(Dataset entries)
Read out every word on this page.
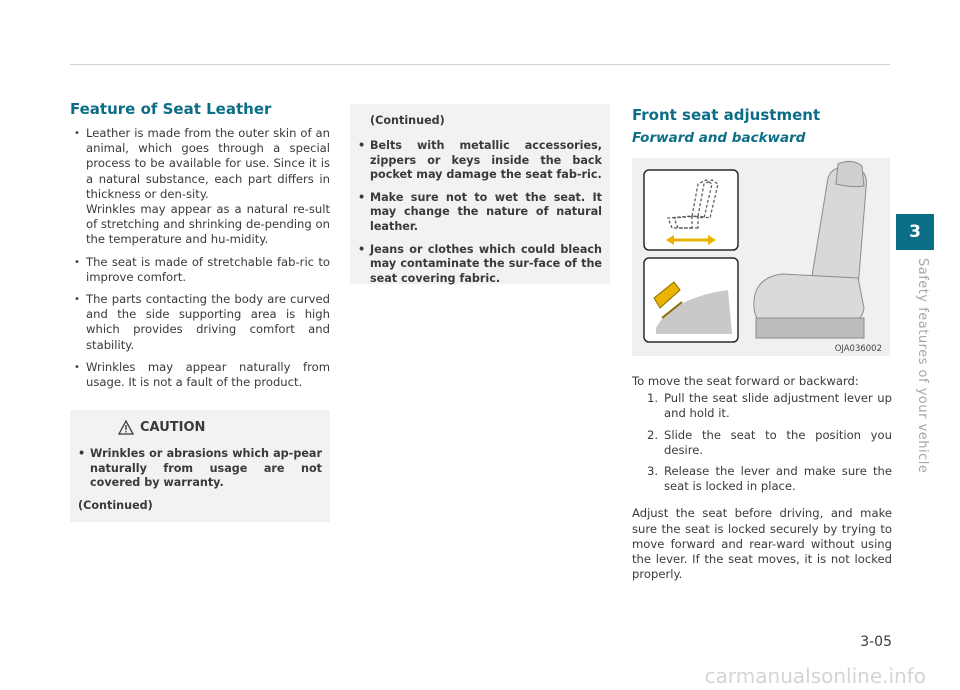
Feature of Seat Leather
• Leather is made from the outer skin of an animal, which goes through a special process to be available for use. Since it is a natural substance, each part differs in thickness or den-sity.
Wrinkles may appear as a natural re-sult of stretching and shrinking de-pending on the temperature and hu-midity.
• The seat is made of stretchable fab-ric to improve comfort.
• The parts contacting the body are curved and the side supporting area is high which provides driving comfort and stability.
• Wrinkles may appear naturally from usage. It is not a fault of the product.
CAUTION
• Wrinkles or abrasions which ap-pear naturally from usage are not covered by warranty.
(Continued)
(Continued)
• Belts with metallic accessories, zippers or keys inside the back pocket may damage the seat fab-ric.
• Make sure not to wet the seat. It may change the nature of natural leather.
• Jeans or clothes which could bleach may contaminate the sur-face of the seat covering fabric.
Front seat adjustment
Forward and backward
OJA036002
To move the seat forward or backward:
1. Pull the seat slide adjustment lever up and hold it.
2. Slide the seat to the position you desire.
3. Release the lever and make sure the seat is locked in place.
Adjust the seat before driving, and make sure the seat is locked securely by trying to move forward and rear-ward without using the lever. If the seat moves, it is not locked properly.
3
Safety features of your vehicle
3-05
carmanualsonline.info
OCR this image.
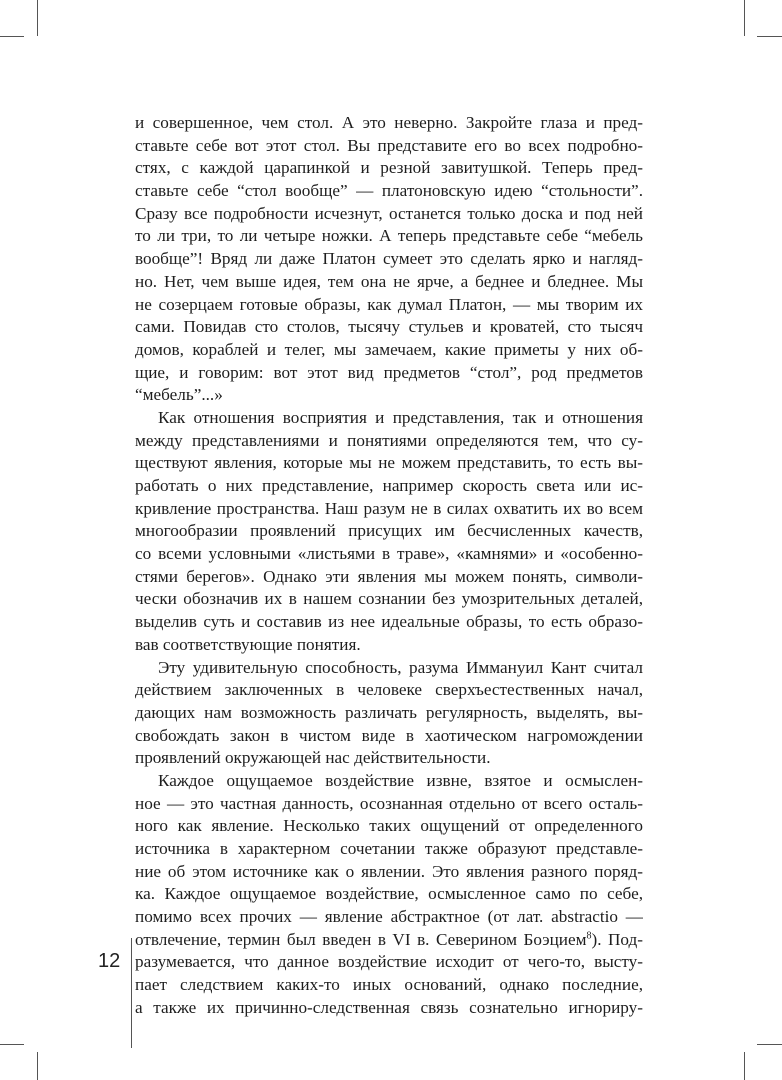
и совершенное, чем стол. А это неверно. Закройте глаза и пред-
ставьте себе вот этот стол. Вы представите его во всех подробно-
стях, с каждой царапинкой и резной завитушкой. Теперь пред-
ставьте себе “стол вообще” — платоновскую идею “стольности”.
Сразу все подробности исчезнут, останется только доска и под ней
то ли три, то ли четыре ножки. А теперь представьте себе “мебель
вообще”! Вряд ли даже Платон сумеет это сделать ярко и нагляд-
но. Нет, чем выше идея, тем она не ярче, а беднее и бледнее. Мы
не созерцаем готовые образы, как думал Платон, — мы творим их
сами. Повидав сто столов, тысячу стульев и кроватей, сто тысяч
домов, кораблей и телег, мы замечаем, какие приметы у них об-
щие, и говорим: вот этот вид предметов “стол”, род предметов
“мебель”...»
Как отношения восприятия и представления, так и отношения
между представлениями и понятиями определяются тем, что су-
ществуют явления, которые мы не можем представить, то есть вы-
работать о них представление, например скорость света или ис-
кривление пространства. Наш разум не в силах охватить их во всем
многообразии проявлений присущих им бесчисленных качеств,
со всеми условными «листьями в траве», «камнями» и «особенно-
стями берегов». Однако эти явления мы можем понять, символи-
чески обозначив их в нашем сознании без умозрительных деталей,
выделив суть и составив из нее идеальные образы, то есть образо-
вав соответствующие понятия.
Эту удивительную способность, разума Иммануил Кант считал
действием заключенных в человеке сверхъестественных начал,
дающих нам возможность различать регулярность, выделять, вы-
свобождать закон в чистом виде в хаотическом нагромождении
проявлений окружающей нас действительности.
Каждое ощущаемое воздействие извне, взятое и осмыслен-
ное — это частная данность, осознанная отдельно от всего осталь-
ного как явление. Несколько таких ощущений от определенного
источника в характерном сочетании также образуют представле-
ние об этом источнике как о явлении. Это явления разного поряд-
ка. Каждое ощущаемое воздействие, осмысленное само по себе,
помимо всех прочих — явление абстрактное (от лат. abstractio —
отвлечение, термин был введен в VI в. Северином Боэцием$^8$). Под-
разумевается, что данное воздействие исходит от чего-то, высту-
пает следствием каких-то иных оснований, однако последние,
а также их причинно-следственная связь сознательно игнориру-
12
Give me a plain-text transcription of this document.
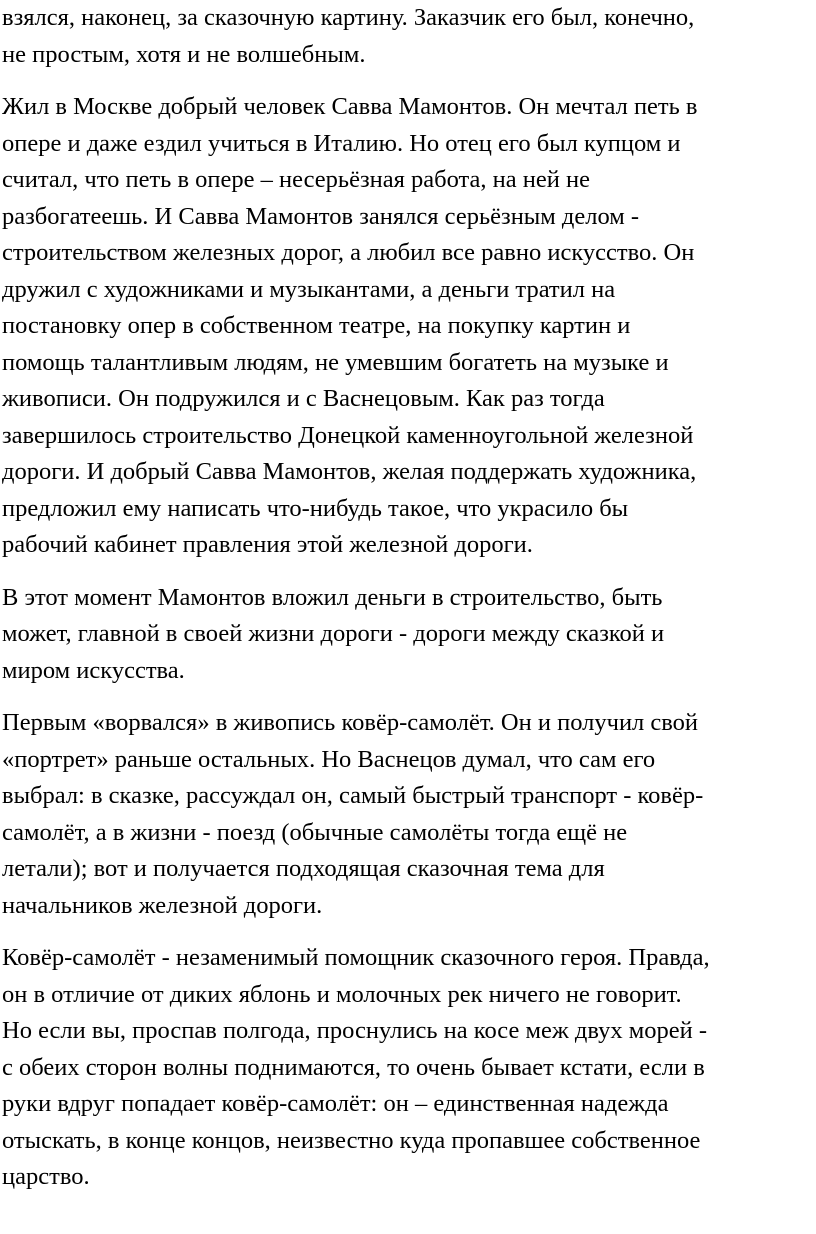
взялся, наконец, за сказочную картину. Заказчик его был, конечно,
не простым, хотя и не волшебным.

Жил в Москве добрый человек Савва Мамонтов. Он мечтал петь в
опере и даже ездил учиться в Италию. Но отец его был купцом и
считал, что петь в опере – несерьёзная работа, на ней не
разбогатеешь. И Савва Мамонтов занялся серьёзным делом -
строительством железных дорог, а любил все равно искусство. Он
дружил с художниками и музыкантами, а деньги тратил на
постановку опер в собственном театре, на покупку картин и
помощь талантливым людям, не умевшим богатеть на музыке и
живописи. Он подружился и с Васнецовым. Как раз тогда
завершилось строительство Донецкой каменноугольной железной
дороги. И добрый Савва Мамонтов, желая поддержать художника,
предложил ему написать что-нибудь такое, что украсило бы
рабочий кабинет правления этой железной дороги.

В этот момент Мамонтов вложил деньги в строительство, быть
может, главной в своей жизни дороги - дороги между сказкой и
миром искусства.

Первым «ворвался» в живопись ковёр-самолёт. Он и получил свой
«портрет» раньше остальных. Но Васнецов думал, что сам его
выбрал: в сказке, рассуждал он, самый быстрый транспорт - ковёр-
самолёт, а в жизни - поезд (обычные самолёты тогда ещё не
летали); вот и получается подходящая сказочная тема для
начальников железной дороги.

Ковёр-самолёт - незаменимый помощник сказочного героя. Правда,
он в отличие от диких яблонь и молочных рек ничего не говорит.
Но если вы, проспав полгода, проснулись на косе меж двух морей -
с обеих сторон волны поднимаются, то очень бывает кстати, если в
руки вдруг попадает ковёр-самолёт: он – единственная надежда
отыскать, в конце концов, неизвестно куда пропавшее собственное
царство.
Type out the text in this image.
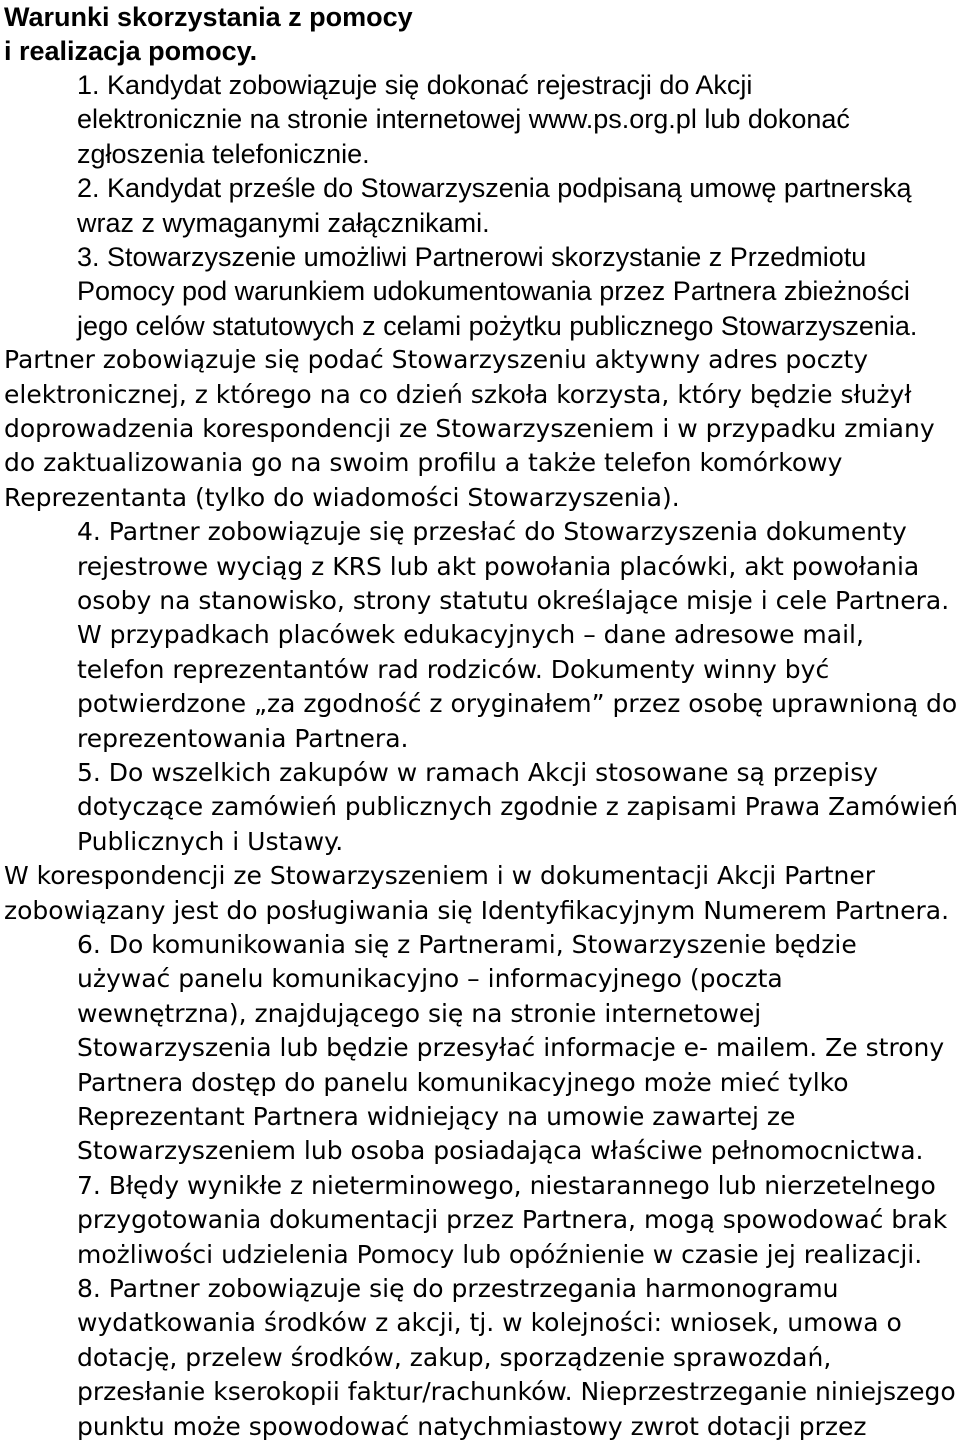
Warunki skorzystania z pomocy
i realizacja pomocy.
1. Kandydat zobowiązuje się dokonać rejestracji do Akcji
elektronicznie na stronie internetowej www.ps.org.pl lub dokonać
zgłoszenia telefonicznie.
2. Kandydat prześle do Stowarzyszenia podpisaną umowę partnerską
wraz z wymaganymi załącznikami.
3. Stowarzyszenie umożliwi Partnerowi skorzystanie z Przedmiotu
Pomocy pod warunkiem udokumentowania przez Partnera zbieżności
jego celów statutowych z celami pożytku publicznego Stowarzyszenia.
Partner zobowiązuje się podać Stowarzyszeniu aktywny adres poczty
elektronicznej, z którego na co dzień szkoła korzysta, który będzie służył
doprowadzenia korespondencji ze Stowarzyszeniem i w przypadku zmiany
do zaktualizowania go na swoim profilu a także telefon komórkowy
Reprezentanta (tylko do wiadomości Stowarzyszenia).
4. Partner zobowiązuje się przesłać do Stowarzyszenia dokumenty
rejestrowe wyciąg z KRS lub akt powołania placówki, akt powołania
osoby na stanowisko, strony statutu określające misje i cele Partnera.
W przypadkach placówek edukacyjnych – dane adresowe mail,
telefon reprezentantów rad rodziców. Dokumenty winny być
potwierdzone „za zgodność z oryginałem” przez osobę uprawnioną do
reprezentowania Partnera.
5. Do wszelkich zakupów w ramach Akcji stosowane są przepisy
dotyczące zamówień publicznych zgodnie z zapisami Prawa Zamówień
Publicznych i Ustawy.
W korespondencji ze Stowarzyszeniem i w dokumentacji Akcji Partner
zobowiązany jest do posługiwania się Identyfikacyjnym Numerem Partnera.
6. Do komunikowania się z Partnerami, Stowarzyszenie będzie
używać panelu komunikacyjno – informacyjnego (poczta
wewnętrzna), znajdującego się na stronie internetowej
Stowarzyszenia lub będzie przesyłać informacje e- mailem. Ze strony
Partnera dostęp do panelu komunikacyjnego może mieć tylko
Reprezentant Partnera widniejący na umowie zawartej ze
Stowarzyszeniem lub osoba posiadająca właściwe pełnomocnictwa.
7. Błędy wynikłe z nieterminowego, niestarannego lub nierzetelnego
przygotowania dokumentacji przez Partnera, mogą spowodować brak
możliwości udzielenia Pomocy lub opóźnienie w czasie jej realizacji.
8. Partner zobowiązuje się do przestrzegania harmonogramu
wydatkowania środków z akcji, tj. w kolejności: wniosek, umowa o
dotację, przelew środków, zakup, sporządzenie sprawozdań,
przesłanie kserokopii faktur/rachunków. Nieprzestrzeganie niniejszego
punktu może spowodować natychmiastowy zwrot dotacji przez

- _AIM OF THE EXERCISE_: Copy the records exactly as they appear, excluding images.

- _WRITTEN REPLY_:
Read out every word on this page.
Feature of Seat Leather
• Leather is made from the outer skin of an animal, which goes through a special process to be available for use. Since it is a natural substance, each part differs in thickness or den-sity.
Wrinkles may appear as a natural re-sult of stretching and shrinking de-pending on the temperature and hu-midity.
• The seat is made of stretchable fab-ric to improve comfort.
• The parts contacting the body are curved and the side supporting area is high which provides driving comfort and stability.
• Wrinkles may appear naturally from usage. It is not a fault of the product.
CAUTION
• Wrinkles or abrasions which ap-pear naturally from usage are not covered by warranty.
(Continued)
(Continued)
• Belts with metallic accessories, zippers or keys inside the back pocket may damage the seat fab-ric.
• Make sure not to wet the seat. It may change the nature of natural leather.
• Jeans or clothes which could bleach may contaminate the sur-face of the seat covering fabric.
Front seat adjustment
Forward and backward
OJA036002
To move the seat forward or backward:
1. Pull the seat slide adjustment lever up and hold it.
2. Slide the seat to the position you desire.
3. Release the lever and make sure the seat is locked in place.
Adjust the seat before driving, and make sure the seat is locked securely by trying to move forward and rear-ward without using the lever. If the seat moves, it is not locked properly.
3
Safety features of your vehicle
3-05
carmanualsonline.info
OCR this image.
и совершенное, чем стол. А это неверно. Закройте глаза и пред-
ставьте себе вот этот стол. Вы представите его во всех подробно-
стях, с каждой царапинкой и резной завитушкой. Теперь пред-
ставьте себе “стол вообще” — платоновскую идею “стольности”.
Сразу все подробности исчезнут, останется только доска и под ней
то ли три, то ли четыре ножки. А теперь представьте себе “мебель
вообще”! Вряд ли даже Платон сумеет это сделать ярко и нагляд-
но. Нет, чем выше идея, тем она не ярче, а беднее и бледнее. Мы
не созерцаем готовые образы, как думал Платон, — мы творим их
сами. Повидав сто столов, тысячу стульев и кроватей, сто тысяч
домов, кораблей и телег, мы замечаем, какие приметы у них об-
щие, и говорим: вот этот вид предметов “стол”, род предметов
“мебель”...»
Как отношения восприятия и представления, так и отношения
между представлениями и понятиями определяются тем, что су-
ществуют явления, которые мы не можем представить, то есть вы-
работать о них представление, например скорость света или ис-
кривление пространства. Наш разум не в силах охватить их во всем
многообразии проявлений присущих им бесчисленных качеств,
со всеми условными «листьями в траве», «камнями» и «особенно-
стями берегов». Однако эти явления мы можем понять, символи-
чески обозначив их в нашем сознании без умозрительных деталей,
выделив суть и составив из нее идеальные образы, то есть образо-
вав соответствующие понятия.
Эту удивительную способность, разума Иммануил Кант считал
действием заключенных в человеке сверхъестественных начал,
дающих нам возможность различать регулярность, выделять, вы-
свобождать закон в чистом виде в хаотическом нагромождении
проявлений окружающей нас действительности.
Каждое ощущаемое воздействие извне, взятое и осмыслен-
ное — это частная данность, осознанная отдельно от всего осталь-
ного как явление. Несколько таких ощущений от определенного
источника в характерном сочетании также образуют представле-
ние об этом источнике как о явлении. Это явления разного поряд-
ка. Каждое ощущаемое воздействие, осмысленное само по себе,
помимо всех прочих — явление абстрактное (от лат. abstractio —
отвлечение, термин был введен в VI в. Северином Боэцием$^8$). Под-
разумевается, что данное воздействие исходит от чего-то, высту-
пает следствием каких-то иных оснований, однако последние,
а также их причинно-следственная связь сознательно игнориру-
12
Give me a plain-text transcription of this document.
взялся, наконец, за сказочную картину. Заказчик его был, конечно,
не простым, хотя и не волшебным.

Жил в Москве добрый человек Савва Мамонтов. Он мечтал петь в
опере и даже ездил учиться в Италию. Но отец его был купцом и
считал, что петь в опере – несерьёзная работа, на ней не
разбогатеешь. И Савва Мамонтов занялся серьёзным делом -
строительством железных дорог, а любил все равно искусство. Он
дружил с художниками и музыкантами, а деньги тратил на
постановку опер в собственном театре, на покупку картин и
помощь талантливым людям, не умевшим богатеть на музыке и
живописи. Он подружился и с Васнецовым. Как раз тогда
завершилось строительство Донецкой каменноугольной железной
дороги. И добрый Савва Мамонтов, желая поддержать художника,
предложил ему написать что-нибудь такое, что украсило бы
рабочий кабинет правления этой железной дороги.

В этот момент Мамонтов вложил деньги в строительство, быть
может, главной в своей жизни дороги - дороги между сказкой и
миром искусства.

Первым «ворвался» в живопись ковёр-самолёт. Он и получил свой
«портрет» раньше остальных. Но Васнецов думал, что сам его
выбрал: в сказке, рассуждал он, самый быстрый транспорт - ковёр-
самолёт, а в жизни - поезд (обычные самолёты тогда ещё не
летали); вот и получается подходящая сказочная тема для
начальников железной дороги.

Ковёр-самолёт - незаменимый помощник сказочного героя. Правда,
он в отличие от диких яблонь и молочных рек ничего не говорит.
Но если вы, проспав полгода, проснулись на косе меж двух морей -
с обеих сторон волны поднимаются, то очень бывает кстати, если в
руки вдруг попадает ковёр-самолёт: он – единственная надежда
отыскать, в конце концов, неизвестно куда пропавшее собственное
царство.
Type out the text in this image.
Warunki skorzystania z pomocy
i realizacja pomocy.
1. Kandydat zobowiązuje się dokonać rejestracji do Akcji
elektronicznie na stronie internetowej www.ps.org.pl lub dokonać
zgłoszenia telefonicznie.
2. Kandydat prześle do Stowarzyszenia podpisaną umowę partnerską
wraz z wymaganymi załącznikami.
3. Stowarzyszenie umożliwi Partnerowi skorzystanie z Przedmiotu
Pomocy pod warunkiem udokumentowania przez Partnera zbieżności
jego celów statutowych z celami pożytku publicznego Stowarzyszenia.
Partner zobowiązuje się podać Stowarzyszeniu aktywny adres poczty
elektronicznej, z którego na co dzień szkoła korzysta, który będzie służył
doprowadzenia korespondencji ze Stowarzyszeniem i w przypadku zmiany
do zaktualizowania go na swoim profilu a także telefon komórkowy
Reprezentanta (tylko do wiadomości Stowarzyszenia).
4. Partner zobowiązuje się przesłać do Stowarzyszenia dokumenty
rejestrowe wyciąg z KRS lub akt powołania placówki, akt powołania
osoby na stanowisko, strony statutu określające misje i cele Partnera.
W przypadkach placówek edukacyjnych – dane adresowe mail,
telefon reprezentantów rad rodziców. Dokumenty winny być
potwierdzone „za zgodność z oryginałem” przez osobę uprawnioną do
reprezentowania Partnera.
5. Do wszelkich zakupów w ramach Akcji stosowane są przepisy
dotyczące zamówień publicznych zgodnie z zapisami Prawa Zamówień
Publicznych i Ustawy.
W korespondencji ze Stowarzyszeniem i w dokumentacji Akcji Partner
zobowiązany jest do posługiwania się Identyfikacyjnym Numerem Partnera.
6. Do komunikowania się z Partnerami, Stowarzyszenie będzie
używać panelu komunikacyjno – informacyjnego (poczta
wewnętrzna), znajdującego się na stronie internetowej
Stowarzyszenia lub będzie przesyłać informacje e- mailem. Ze strony
Partnera dostęp do panelu komunikacyjnego może mieć tylko
Reprezentant Partnera widniejący na umowie zawartej ze
Stowarzyszeniem lub osoba posiadająca właściwe pełnomocnictwa.
7. Błędy wynikłe z nieterminowego, niestarannego lub nierzetelnego
przygotowania dokumentacji przez Partnera, mogą spowodować brak
możliwości udzielenia Pomocy lub opóźnienie w czasie jej realizacji.
8. Partner zobowiązuje się do przestrzegania harmonogramu
wydatkowania środków z akcji, tj. w kolejności: wniosek, umowa o
dotację, przelew środków, zakup, sporządzenie sprawozdań,
przesłanie kserokopii faktur/rachunków. Nieprzestrzeganie niniejszego
punktu może spowodować natychmiastowy zwrot dotacji przez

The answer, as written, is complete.